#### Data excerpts
== == ==
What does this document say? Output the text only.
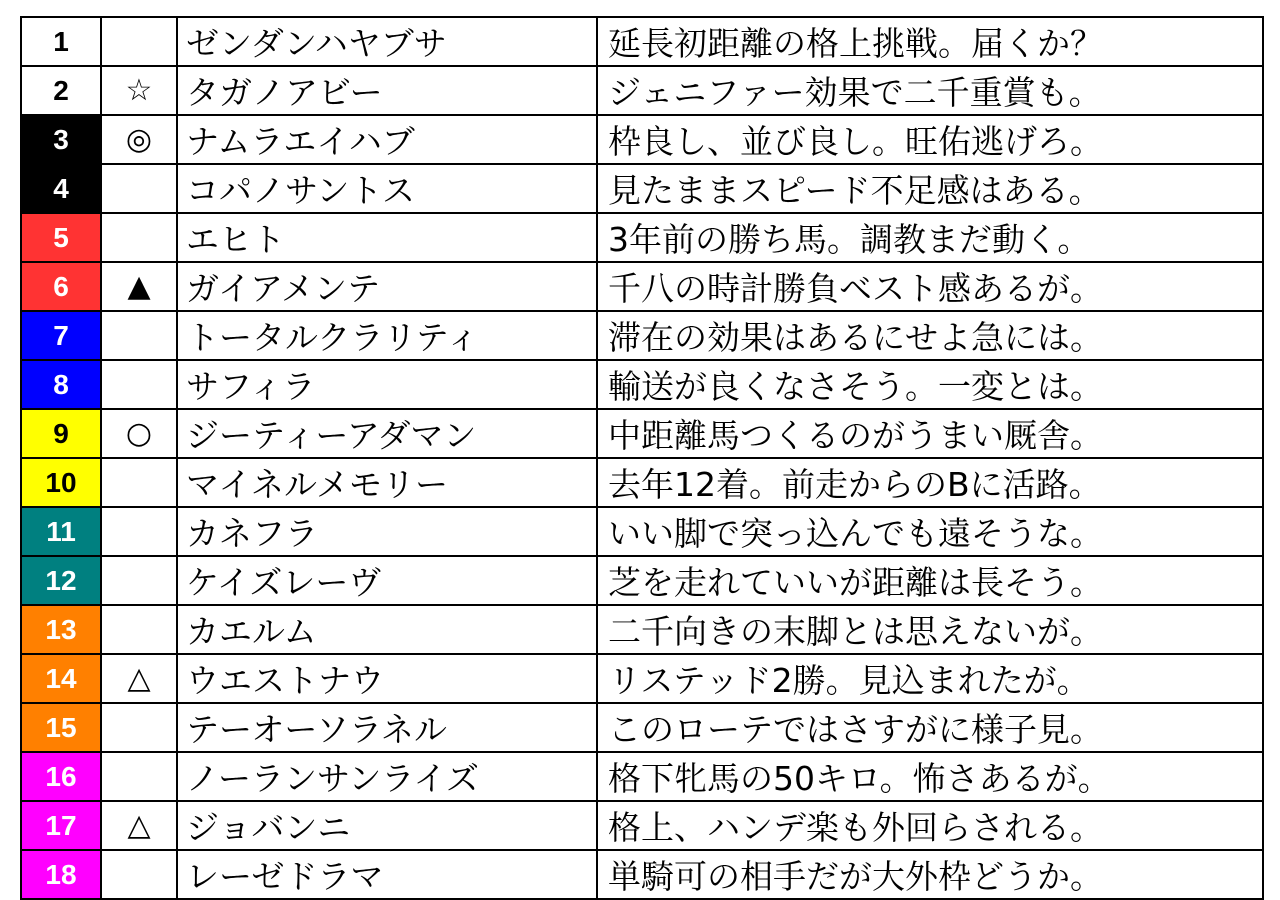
1		ゼンダンハヤブサ	延長初距離の格上挑戦。届くか？
2	☆	タガノアビー	ジェニファー効果で二千重賞も。
3	◎	ナムラエイハブ	枠良し、並び良し。旺佑逃げろ。
4		コパノサントス	見たままスピード不足感はある。
5		エヒト	3年前の勝ち馬。調教まだ動く。
6	▲	ガイアメンテ	千八の時計勝負ベスト感あるが。
7		トータルクラリティ	滞在の効果はあるにせよ急には。
8		サフィラ	輸送が良くなさそう。一変とは。
9	○	ジーティーアダマン	中距離馬つくるのがうまい厩舎。
10		マイネルメモリー	去年12着。前走からのBに活路。
11		カネフラ	いい脚で突っ込んでも遠そうな。
12		ケイズレーヴ	芝を走れていいが距離は長そう。
13		カエルム	二千向きの末脚とは思えないが。
14	△	ウエストナウ	リステッド2勝。見込まれたが。
15		テーオーソラネル	このローテではさすがに様子見。
16		ノーランサンライズ	格下牝馬の50キロ。怖さあるが。
17	△	ジョバンニ	格上、ハンデ楽も外回らされる。
18		レーゼドラマ	単騎可の相手だが大外枠どうか。
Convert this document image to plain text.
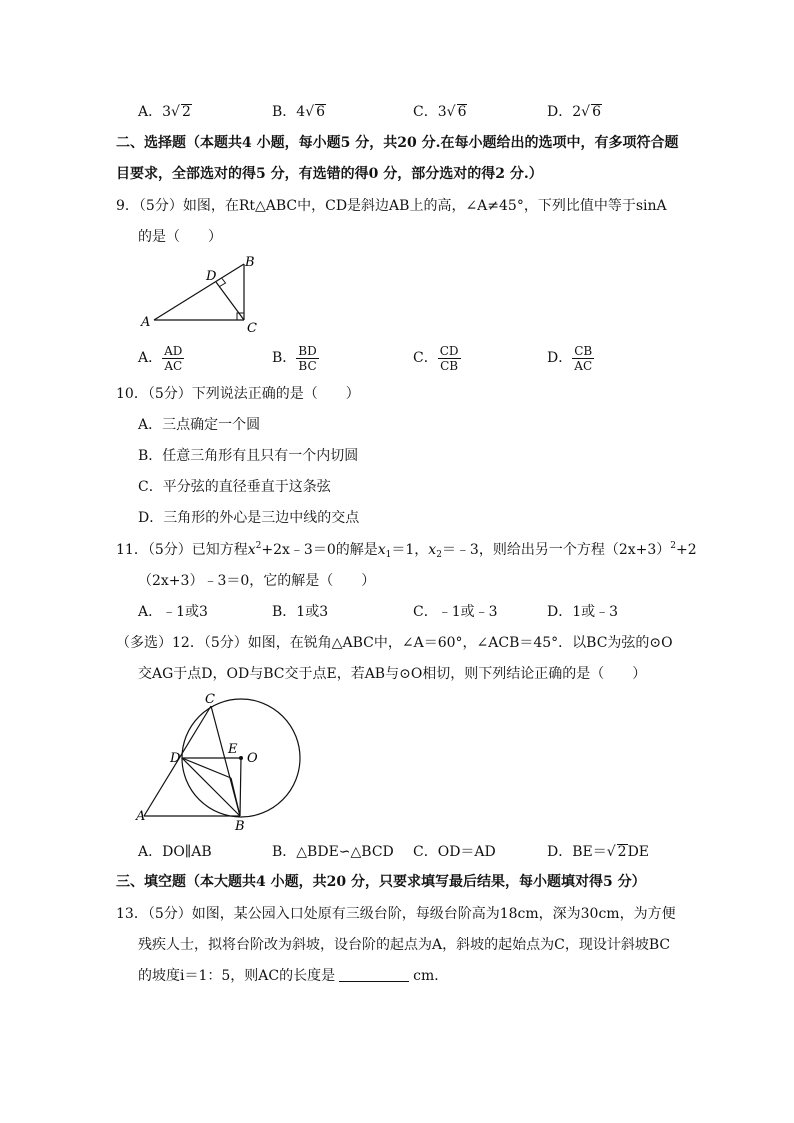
A．3√ 2	B．4√ 6	C．3√ 6	D．2√ 6
二、选择题（本题共4 小题，每小题5 分，共20 分.在每小题给出的选项中，有多项符合题
目要求，全部选对的得5 分，有选错的得0 分，部分选对的得2 分.）
9．（5分）如图，在Rt△ABC中，CD是斜边AB上的高，∠A≠45°，下列比值中等于sinA
的是（　　）
A
B
C
D
A． $\frac{AD}{AC}$	B． $\frac{BD}{BC}$	C． $\frac{CD}{CB}$	D． $\frac{CB}{AC}$
10．（5分）下列说法正确的是（　　）
A．三点确定一个圆
B．任意三角形有且只有一个内切圆
C．平分弦的直径垂直于这条弦
D．三角形的外心是三边中线的交点
11．（5分）已知方程$x^2+2x﹣3=0$的解是$x_1=1$，$x_2=﹣3$，则给出另一个方程$(2x+3)^2+2$
（2x+3）﹣3＝0，它的解是（　　）
A．﹣1或3	B．1或3	C．﹣1或﹣3	D．1或﹣3
（多选）12．（5分）如图，在锐角△ABC中，∠A＝60°，∠ACB＝45°．以BC为弦的⊙O
交AG于点D，OD与BC交于点E，若AB与⊙O相切，则下列结论正确的是（　　）
A
B
C
D
E
O
A．DO∥AB	B．△BDE∽△BCD C．OD＝AD	D．BE＝√ 2DE
三、填空题（本大题共4 小题，共20 分，只要求填写最后结果，每小题填对得5 分）
13．（5分）如图，某公园入口处原有三级台阶，每级台阶高为18cm，深为30cm，为方便
残疾人士，拟将台阶改为斜坡，设台阶的起点为A，斜坡的起始点为C，现设计斜坡BC
的坡度i＝1：5，则AC的长度是	cm．
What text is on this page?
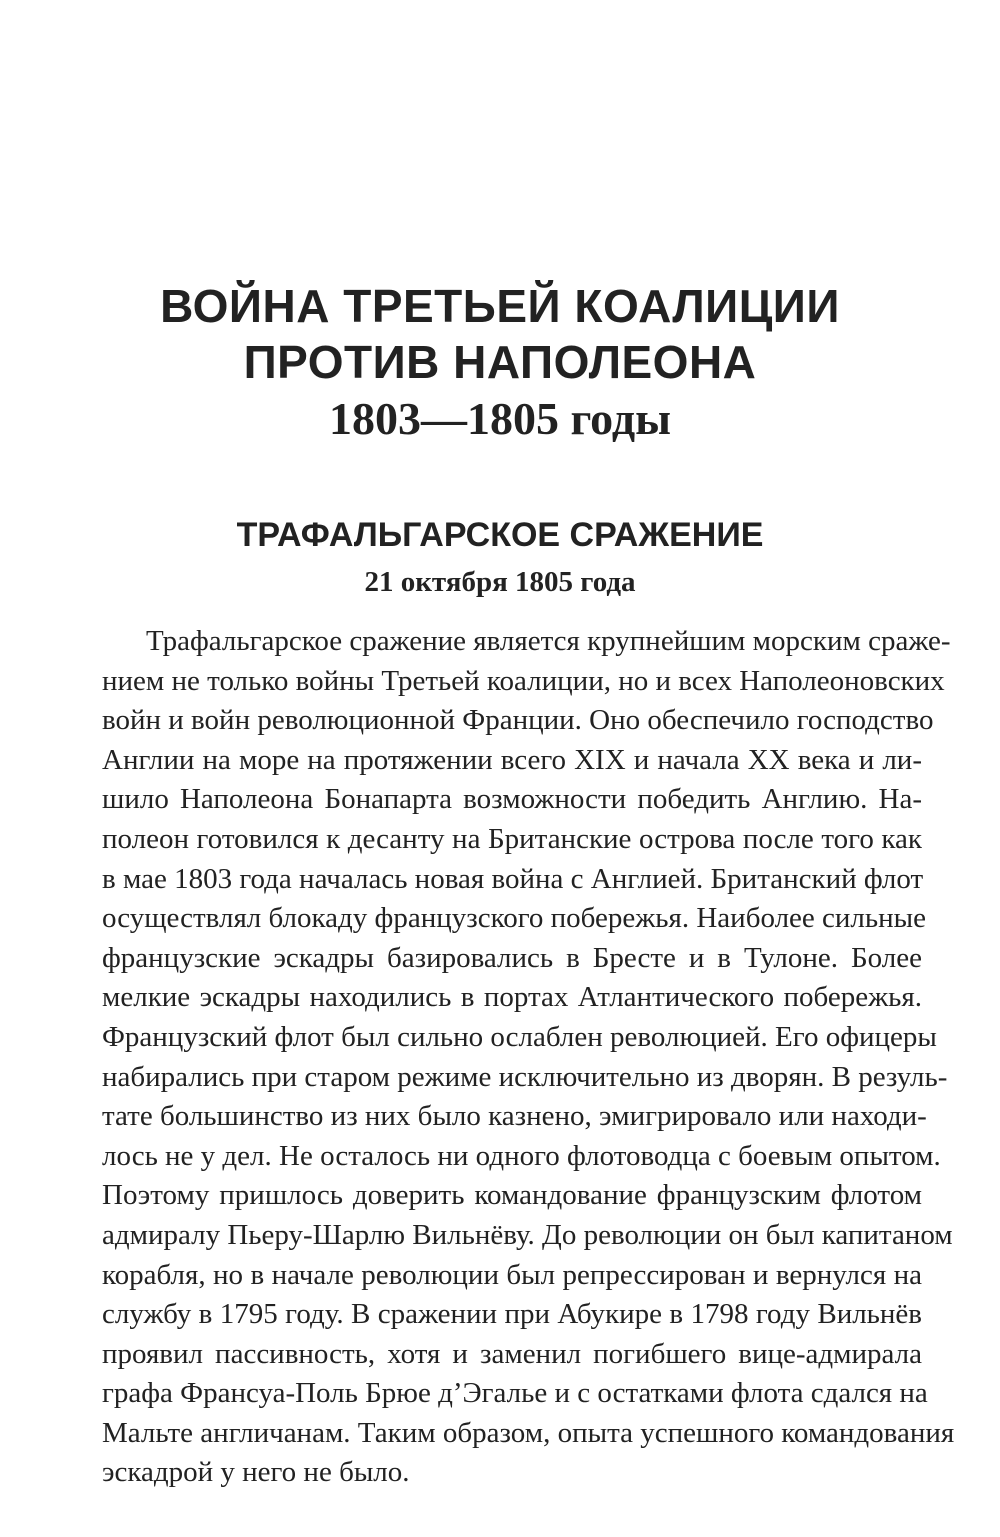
ВОЙНА ТРЕТЬЕЙ КОАЛИЦИИ
ПРОТИВ НАПОЛЕОНА
1803—1805 годы
ТРАФАЛЬГАРСКОЕ СРАЖЕНИЕ
21 октября 1805 года
Трафальгарское сражение является крупнейшим морским сраже-
нием не только войны Третьей коалиции, но и всех Наполеоновских
войн и войн революционной Франции. Оно обеспечило господство
Англии на море на протяжении всего XIX и начала XX века и ли-
шило Наполеона Бонапарта возможности победить Англию. На-
полеон готовился к десанту на Британские острова после того как
в мае 1803 года началась новая война с Англией. Британский флот
осуществлял блокаду французского побережья. Наиболее сильные
французские эскадры базировались в Бресте и в Тулоне. Более
мелкие эскадры находились в портах Атлантического побережья.
Французский флот был сильно ослаблен революцией. Его офицеры
набирались при старом режиме исключительно из дворян. В резуль-
тате большинство из них было казнено, эмигрировало или находи-
лось не у дел. Не осталось ни одного флотоводца с боевым опытом.
Поэтому пришлось доверить командование французским флотом
адмиралу Пьеру-Шарлю Вильнёву. До революции он был капитаном
корабля, но в начале революции был репрессирован и вернулся на
службу в 1795 году. В сражении при Абукире в 1798 году Вильнёв
проявил пассивность, хотя и заменил погибшего вице-адмирала
графа Франсуа-Поль Брюе д’Эгалье и с остатками флота сдался на
Мальте англичанам. Таким образом, опыта успешного командования
эскадрой у него не было.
== == ==
#### WHAT TO WORK ON
Go through the listing above and return every line where the word "this" occurs.

#### RESPONSE BELOW
What does this document say? Output the text only.
Convert this document image to plain text.
What text is on this page?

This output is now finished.